Dataset items:
· · · · · · ·
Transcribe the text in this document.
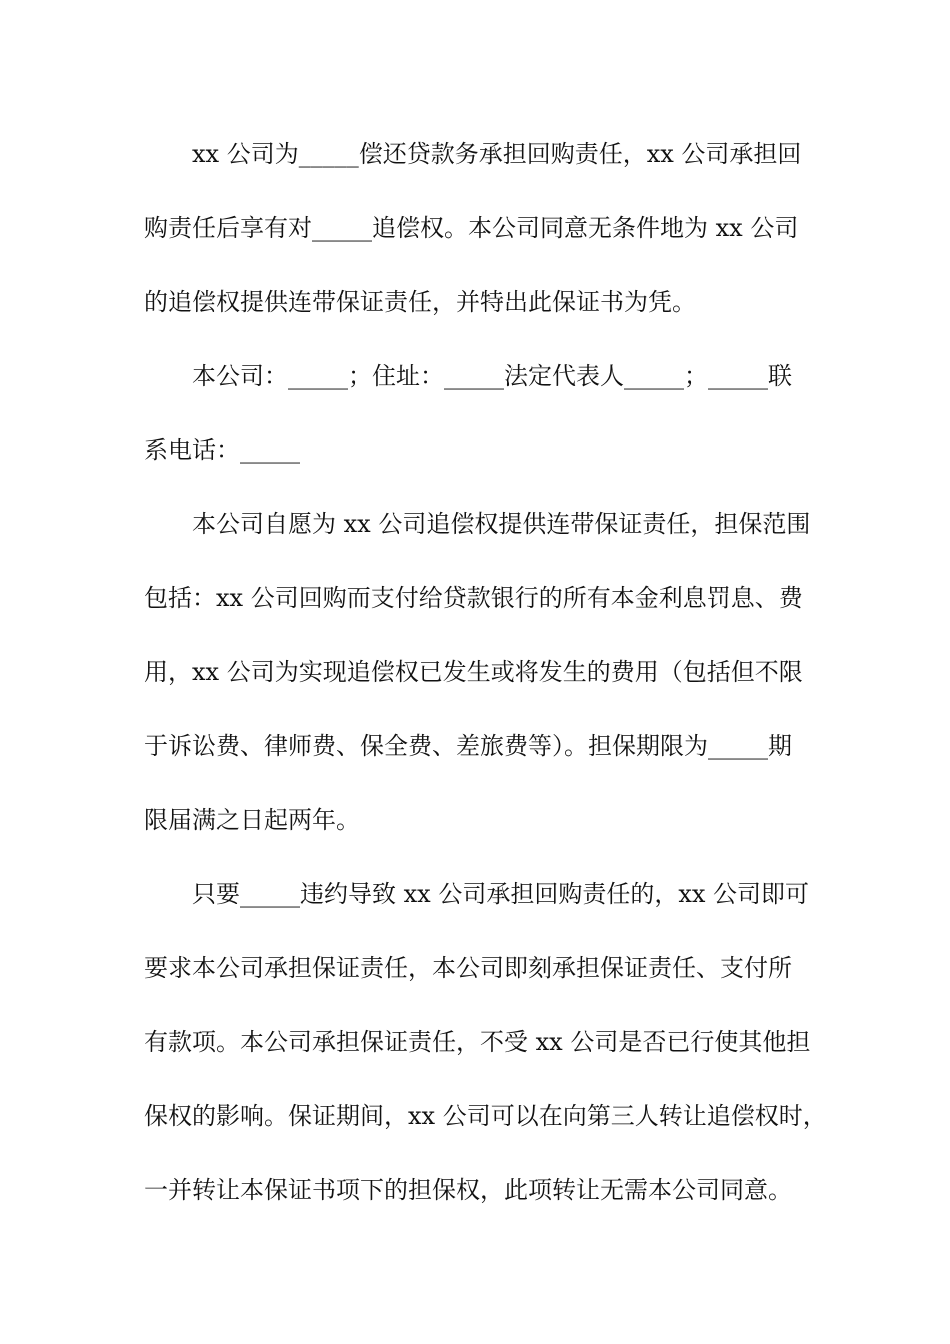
xx 公司为_____偿还贷款务承担回购责任，xx 公司承担回
购责任后享有对_____追偿权。本公司同意无条件地为 xx 公司
的追偿权提供连带保证责任，并特出此保证书为凭。
本公司：_____；住址：_____法定代表人_____；_____联
系电话：_____
本公司自愿为 xx 公司追偿权提供连带保证责任，担保范围
包括：xx 公司回购而支付给贷款银行的所有本金利息罚息、费
用，xx 公司为实现追偿权已发生或将发生的费用（包括但不限
于诉讼费、律师费、保全费、差旅费等）。担保期限为_____期
限届满之日起两年。
只要_____违约导致 xx 公司承担回购责任的，xx 公司即可
要求本公司承担保证责任，本公司即刻承担保证责任、支付所
有款项。本公司承担保证责任，不受 xx 公司是否已行使其他担
保权的影响。保证期间，xx 公司可以在向第三人转让追偿权时，
一并转让本保证书项下的担保权，此项转让无需本公司同意。
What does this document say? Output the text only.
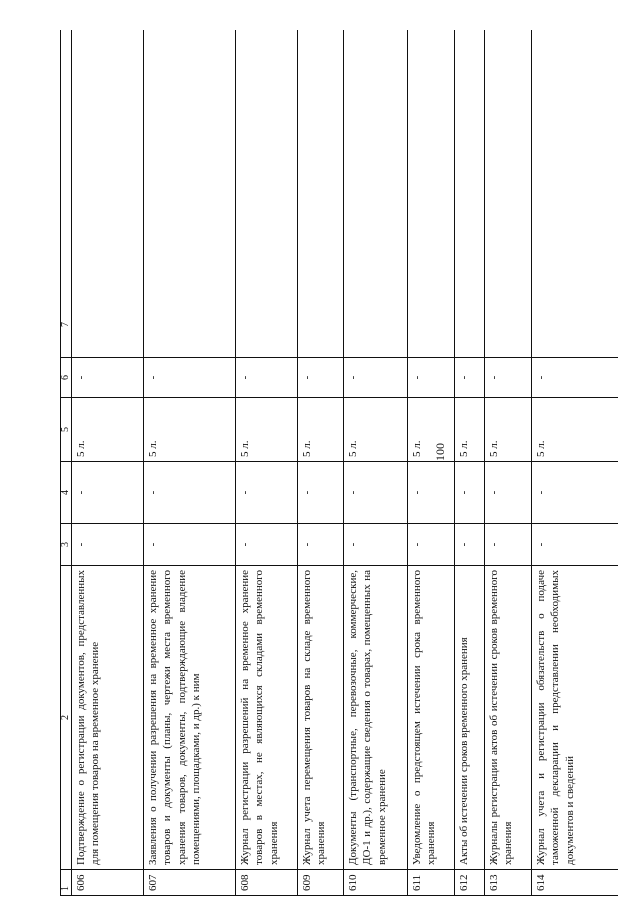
100
1	2	3	4	5	6	7
606	Подтверждение о регистрации документов, представленных для помещения товаров на временное хранение	-	-	5 л.	-	
607	Заявления о получении разрешения на временное хранение товаров и документы (планы, чертежи места временного хранения товаров, документы, подтверждающие владение помещениями, площадками, и др.) к ним	-	-	5 л.	-	
608	Журнал регистрации разрешений на временное хранение товаров в местах, не являющихся складами временного хранения	-	-	5 л.	-	
609	Журнал учета перемещения товаров на складе временного хранения	-	-	5 л.	-	
610	Документы (транспортные, перевозочные, коммерческие, ДО-1 и др.), содержащие сведения о товарах, помещенных на временное хранение	-	-	5 л.	-	
611	Уведомление о предстоящем истечении срока временного хранения	-	-	5 л.	-	
612	Акты об истечении сроков временного хранения	-	-	5 л.	-	
613	Журналы регистрации актов об истечении сроков временного хранения	-	-	5 л.	-	
614	Журнал учета и регистрации обязательств о подаче таможенной декларации и представлении необходимых документов и сведений	-	-	5 л.	-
· · · · · · ·
From the entries above, list each line with "сроков" in it.

THE RESPONSE:
612	Акты об истечении сроков временного хранения	-	-	5 л.	-	
613	Журналы регистрации актов об истечении сроков временного хранения	-	-	5 л.	-	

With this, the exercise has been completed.